** BEGIN TASK DATA **

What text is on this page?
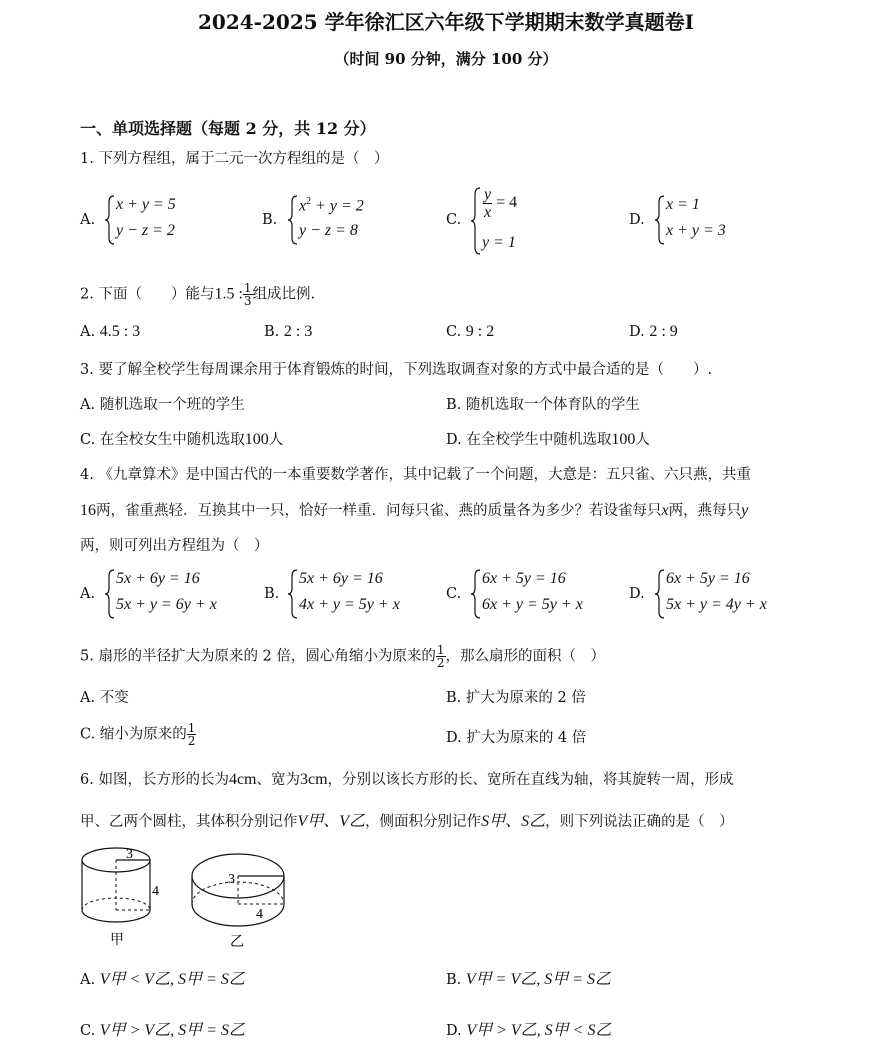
2024-2025 学年徐汇区六年级下学期期末数学真题卷Ⅰ
（时间 90 分钟，满分 100 分）
一、单项选择题（每题 2 分，共 12 分）
1. 下列方程组，属于二元一次方程组的是（　）
A.
x + y = 5
y − z = 2
B.
$x^2 + y = 2$
y − z = 8
C. $\frac{y}{x} = 4$
y = 1
D.
x = 1
x + y = 3
2. 下面（　　）能与1.5 : $\frac{1}{3}$ 组成比例.
A. 4.5 : 3	B. 2 : 3	C. 9 : 2	D. 2 : 9
3. 要了解全校学生每周课余用于体育锻炼的时间，下列选取调查对象的方式中最合适的是（　　）.
A. 随机选取一个班的学生	B. 随机选取一个体育队的学生
C. 在全校女生中随机选取100人	D. 在全校学生中随机选取100人
4. 《九章算术》是中国古代的一本重要数学著作，其中记载了一个问题，大意是：五只雀、六只燕，共重
16两，雀重燕轻．互换其中一只，恰好一样重．问每只雀、燕的质量各为多少？若设雀每只x两，燕每只y
两，则可列出方程组为（　）
A.
5x + 6y = 16
5x + y = 6y + x
B.
5x + 6y = 16
4x + y = 5y + x
C.
6x + 5y = 16
6x + y = 5y + x
D.
6x + 5y = 16
5x + y = 4y + x
5. 扇形的半径扩大为原来的 2 倍，圆心角缩小为原来的 $\frac{1}{2}$ ，那么扇形的面积（　）
A. 不变	B. 扩大为原来的 2 倍
C. 缩小为原来的 $\frac{1}{2}$	D. 扩大为原来的 4 倍
6. 如图，长方形的长为4cm、宽为3cm，分别以该长方形的长、宽所在直线为轴，将其旋转一周，形成
甲、乙两个圆柱，其体积分别记作V甲、V乙，侧面积分别记作S甲、S乙，则下列说法正确的是（　）
3
4
甲
3
4
乙
A. V甲 < V乙, S甲 = S乙	B. V甲 = V乙, S甲 = S乙
C. V甲 > V乙, S甲 = S乙	D. V甲 > V乙, S甲 < S乙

** END TASK DATA **

▶ **GIVEN REQUEST**
All records must be output exactly as they are, except for the pictures, which are left out.

▶ **FINAL RESULT**
What text is on this page?
2024-2025 学年徐汇区六年级下学期期末数学真题卷Ⅰ
（时间 90 分钟，满分 100 分）
一、单项选择题（每题 2 分，共 12 分）
1. 下列方程组，属于二元一次方程组的是（　）
A.
x + y = 5
y − z = 2
B.
$x^2 + y = 2$
y − z = 8
C. $\frac{y}{x} = 4$
y = 1
D.
x = 1
x + y = 3
2. 下面（　　）能与1.5 : $\frac{1}{3}$ 组成比例.
A. 4.5 : 3	B. 2 : 3	C. 9 : 2	D. 2 : 9
3. 要了解全校学生每周课余用于体育锻炼的时间，下列选取调查对象的方式中最合适的是（　　）.
A. 随机选取一个班的学生	B. 随机选取一个体育队的学生
C. 在全校女生中随机选取100人	D. 在全校学生中随机选取100人
4. 《九章算术》是中国古代的一本重要数学著作，其中记载了一个问题，大意是：五只雀、六只燕，共重
16两，雀重燕轻．互换其中一只，恰好一样重．问每只雀、燕的质量各为多少？若设雀每只x两，燕每只y
两，则可列出方程组为（　）
A.
5x + 6y = 16
5x + y = 6y + x
B.
5x + 6y = 16
4x + y = 5y + x
C.
6x + 5y = 16
6x + y = 5y + x
D.
6x + 5y = 16
5x + y = 4y + x
5. 扇形的半径扩大为原来的 2 倍，圆心角缩小为原来的 $\frac{1}{2}$ ，那么扇形的面积（　）
A. 不变	B. 扩大为原来的 2 倍
C. 缩小为原来的 $\frac{1}{2}$	D. 扩大为原来的 4 倍
6. 如图，长方形的长为4cm、宽为3cm，分别以该长方形的长、宽所在直线为轴，将其旋转一周，形成
甲、乙两个圆柱，其体积分别记作V甲、V乙，侧面积分别记作S甲、S乙，则下列说法正确的是（　）
3
4
甲
3
4
乙
A. V甲 < V乙, S甲 = S乙	B. V甲 = V乙, S甲 = S乙
C. V甲 > V乙, S甲 = S乙	D. V甲 > V乙, S甲 < S乙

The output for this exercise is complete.